◆ Requirement
Take the entries that follow and return only the lines from the one with "Read this page and output its text content." through the final line, leaving every picture behind.

(Extracted data entries)
★ ★ ★ ★ ★ ★ ★

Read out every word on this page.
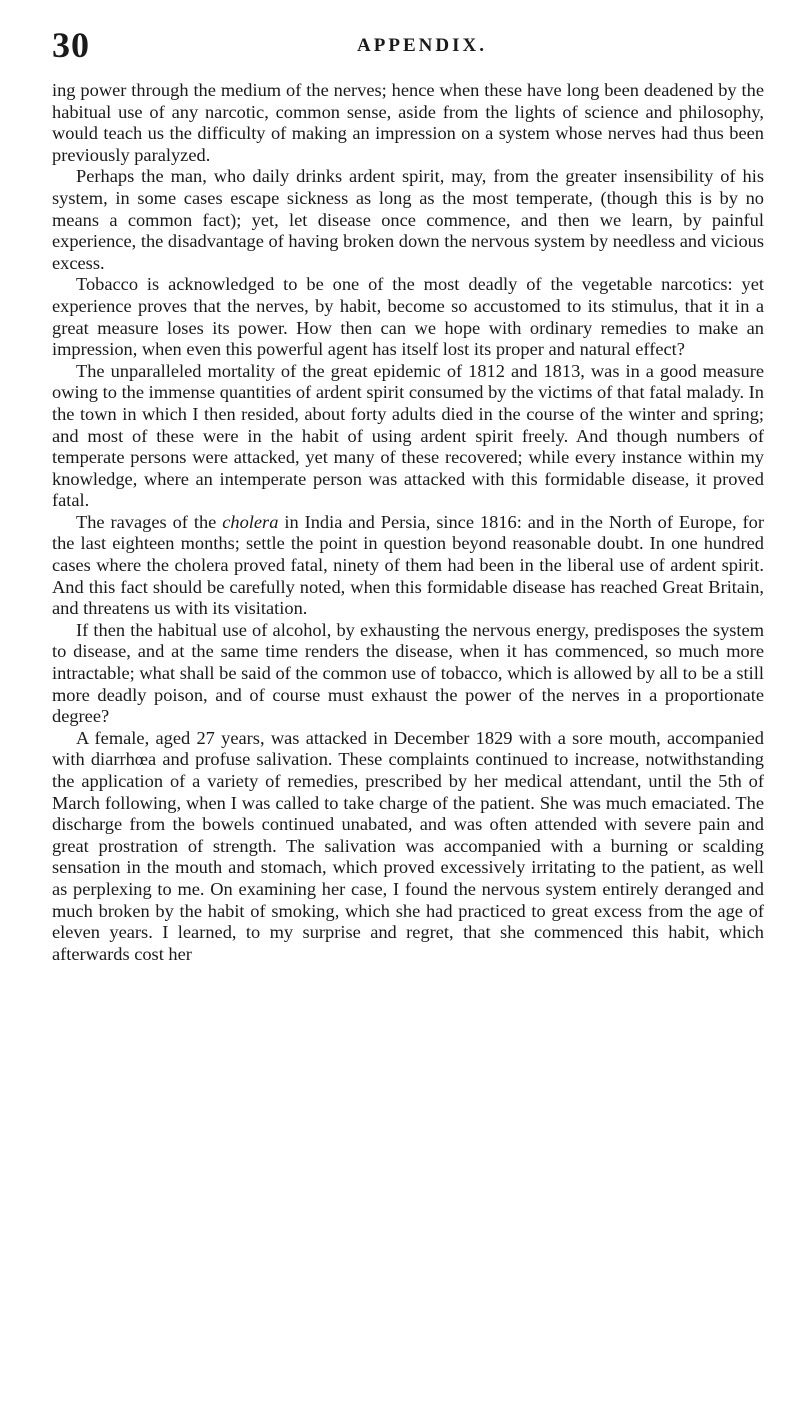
30	APPENDIX.

ing power through the medium of the nerves; hence when these have long been deadened by the habitual use of any narcotic, common sense, aside from the lights of science and philosophy, would teach us the difficulty of making an impression on a system whose nerves had thus been previously paralyzed.

Perhaps the man, who daily drinks ardent spirit, may, from the greater insensibility of his system, in some cases escape sickness as long as the most temperate, (though this is by no means a common fact); yet, let disease once commence, and then we learn, by painful experience, the disadvantage of having broken down the nervous system by needless and vicious excess.

Tobacco is acknowledged to be one of the most deadly of the vegetable narcotics: yet experience proves that the nerves, by habit, become so accustomed to its stimulus, that it in a great measure loses its power. How then can we hope with ordinary remedies to make an impression, when even this powerful agent has itself lost its proper and natural effect?

The unparalleled mortality of the great epidemic of 1812 and 1813, was in a good measure owing to the immense quantities of ardent spirit consumed by the victims of that fatal malady. In the town in which I then resided, about forty adults died in the course of the winter and spring; and most of these were in the habit of using ardent spirit freely. And though numbers of temperate persons were attacked, yet many of these recovered; while every instance within my knowledge, where an intemperate person was attacked with this formidable disease, it proved fatal.

The ravages of the cholera in India and Persia, since 1816: and in the North of Europe, for the last eighteen months; settle the point in question beyond reasonable doubt. In one hundred cases where the cholera proved fatal, ninety of them had been in the liberal use of ardent spirit. And this fact should be carefully noted, when this formidable disease has reached Great Britain, and threatens us with its visitation.

If then the habitual use of alcohol, by exhausting the nervous energy, predisposes the system to disease, and at the same time renders the disease, when it has commenced, so much more intractable; what shall be said of the common use of tobacco, which is allowed by all to be a still more deadly poison, and of course must exhaust the power of the nerves in a proportionate degree?

A female, aged 27 years, was attacked in December 1829 with a sore mouth, accompanied with diarrhœa and profuse salivation. These complaints continued to increase, notwithstanding the application of a variety of remedies, prescribed by her medical attendant, until the 5th of March following, when I was called to take charge of the patient. She was much emaciated. The discharge from the bowels continued unabated, and was often attended with severe pain and great prostration of strength. The salivation was accompanied with a burning or scalding sensation in the mouth and stomach, which proved excessively irritating to the patient, as well as perplexing to me. On examining her case, I found the nervous system entirely deranged and much broken by the habit of smoking, which she had practiced to great excess from the age of eleven years. I learned, to my surprise and regret, that she commenced this habit, which afterwards cost her
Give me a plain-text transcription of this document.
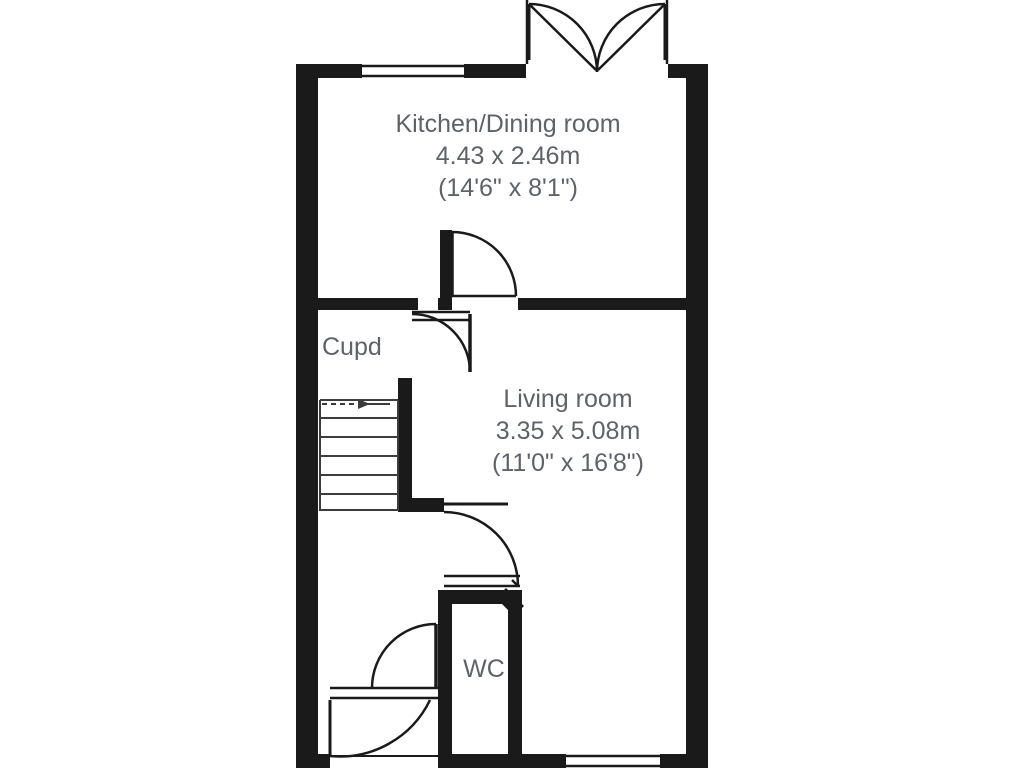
Kitchen/Dining room
4.43 x 2.46m
(14'6" x 8'1")
Living room
3.35 x 5.08m
(11'0" x 16'8")
Cupd
WC
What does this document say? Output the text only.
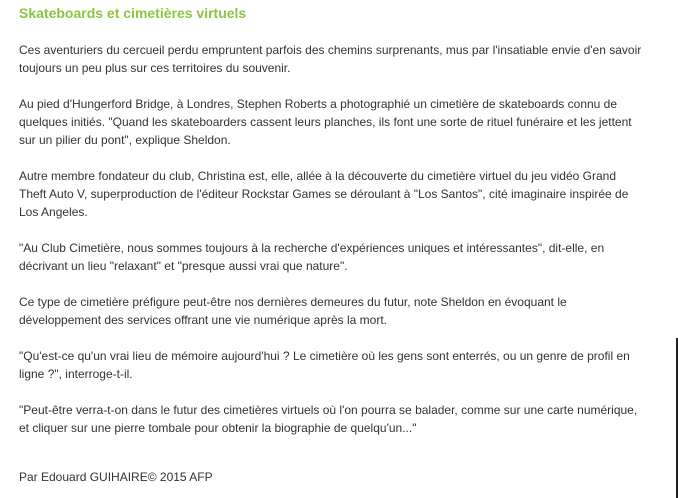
Skateboards et cimetières virtuels

Ces aventuriers du cercueil perdu empruntent parfois des chemins surprenants, mus par l'insatiable envie d'en savoir toujours un peu plus sur ces territoires du souvenir.

Au pied d'Hungerford Bridge, à Londres, Stephen Roberts a photographié un cimetière de skateboards connu de quelques initiés. "Quand les skateboarders cassent leurs planches, ils font une sorte de rituel funéraire et les jettent sur un pilier du pont", explique Sheldon.

Autre membre fondateur du club, Christina est, elle, allée à la découverte du cimetière virtuel du jeu vidéo Grand Theft Auto V, superproduction de l'éditeur Rockstar Games se déroulant à "Los Santos", cité imaginaire inspirée de Los Angeles.

"Au Club Cimetière, nous sommes toujours à la recherche d'expériences uniques et intéressantes", dit-elle, en décrivant un lieu "relaxant" et "presque aussi vrai que nature".

Ce type de cimetière préfigure peut-être nos dernières demeures du futur, note Sheldon en évoquant le développement des services offrant une vie numérique après la mort.

"Qu'est-ce qu'un vrai lieu de mémoire aujourd'hui ? Le cimetière où les gens sont enterrés, ou un genre de profil en ligne ?", interroge-t-il.

"Peut-être verra-t-on dans le futur des cimetières virtuels où l'on pourra se balader, comme sur une carte numérique, et cliquer sur une pierre tombale pour obtenir la biographie de quelqu'un..."

Par Edouard GUIHAIRE© 2015 AFP
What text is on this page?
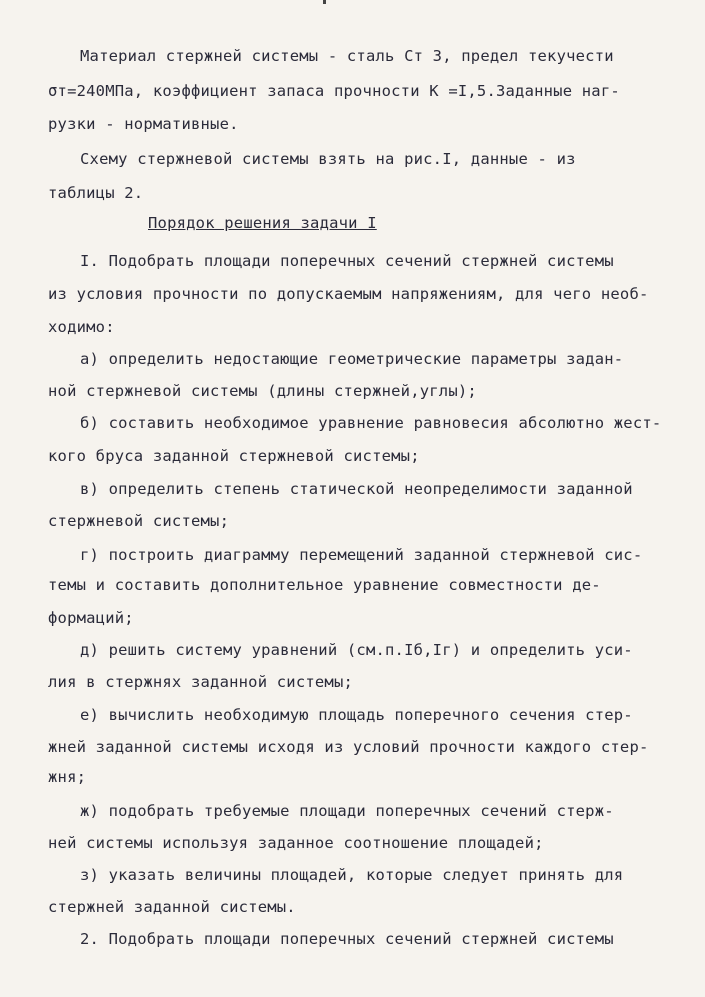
Материал стержней системы - сталь Ст 3, предел текучести
σт=240МПа, коэффициент запаса прочности K =I,5.Заданные наг-
рузки - нормативные.
Схему стержневой системы взять на рис.I, данные - из
таблицы 2.
Порядок решения задачи I
I. Подобрать площади поперечных сечений стержней системы
из условия прочности по допускаемым напряжениям, для чего необ-
ходимо:
а) определить недостающие геометрические параметры задан-
ной стержневой системы (длины стержней,углы);
б) составить необходимое уравнение равновесия абсолютно жест-
кого бруса заданной стержневой системы;
в) определить степень статической неопределимости заданной
стержневой системы;
г) построить диаграмму перемещений заданной стержневой сис-
темы и составить дополнительное уравнение совместности де-
формаций;
д) решить систему уравнений (см.п.Iб,Iг) и определить уси-
лия в стержнях заданной системы;
е) вычислить необходимую площадь поперечного сечения стер-
жней заданной системы исходя из условий прочности каждого стер-
жня;
ж) подобрать требуемые площади поперечных сечений стерж-
ней системы используя заданное соотношение площадей;
з) указать величины площадей, которые следует принять для
стержней заданной системы.
2. Подобрать площади поперечных сечений стержней системы
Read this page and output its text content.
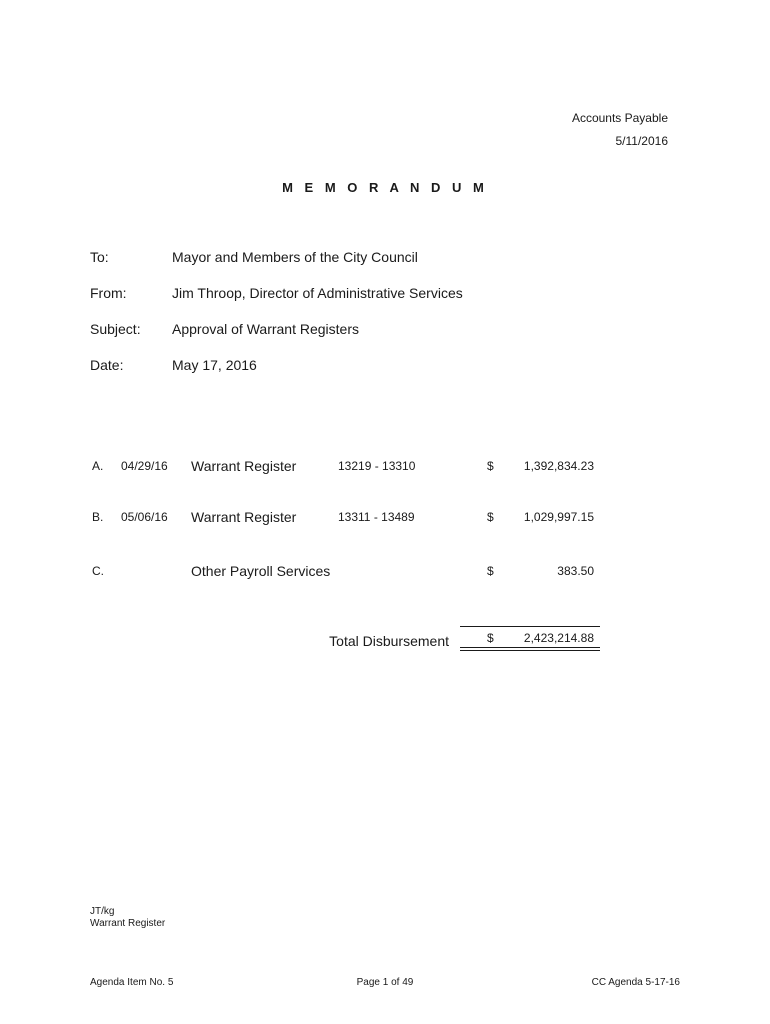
Accounts Payable
5/11/2016
M E M O R A N D U M
To:	Mayor and Members of the City Council
From:	Jim Throop, Director of Administrative Services
Subject: Approval of Warrant Registers
Date:	May 17, 2016
A. 04/29/16 Warrant Register	13219 - 13310	$	1,392,834.23
B. 05/06/16 Warrant Register	13311 - 13489	$	1,029,997.15
C.	Other Payroll Services	$	383.50
Total Disbursement	$	2,423,214.88
JT/kg
Warrant Register
Agenda Item No. 5	Page 1 of 49	CC Agenda 5-17-16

★ ★ ★ ★ ★ ★ ★

◆ Complete response
Read this page and output its text content.
Accounts Payable
5/11/2016
M E M O R A N D U M
To:	Mayor and Members of the City Council
From:	Jim Throop, Director of Administrative Services
Subject: Approval of Warrant Registers
Date:	May 17, 2016
A. 04/29/16 Warrant Register	13219 - 13310	$	1,392,834.23
B. 05/06/16 Warrant Register	13311 - 13489	$	1,029,997.15
C.	Other Payroll Services	$	383.50
Total Disbursement	$	2,423,214.88
JT/kg
Warrant Register
Agenda Item No. 5	Page 1 of 49	CC Agenda 5-17-16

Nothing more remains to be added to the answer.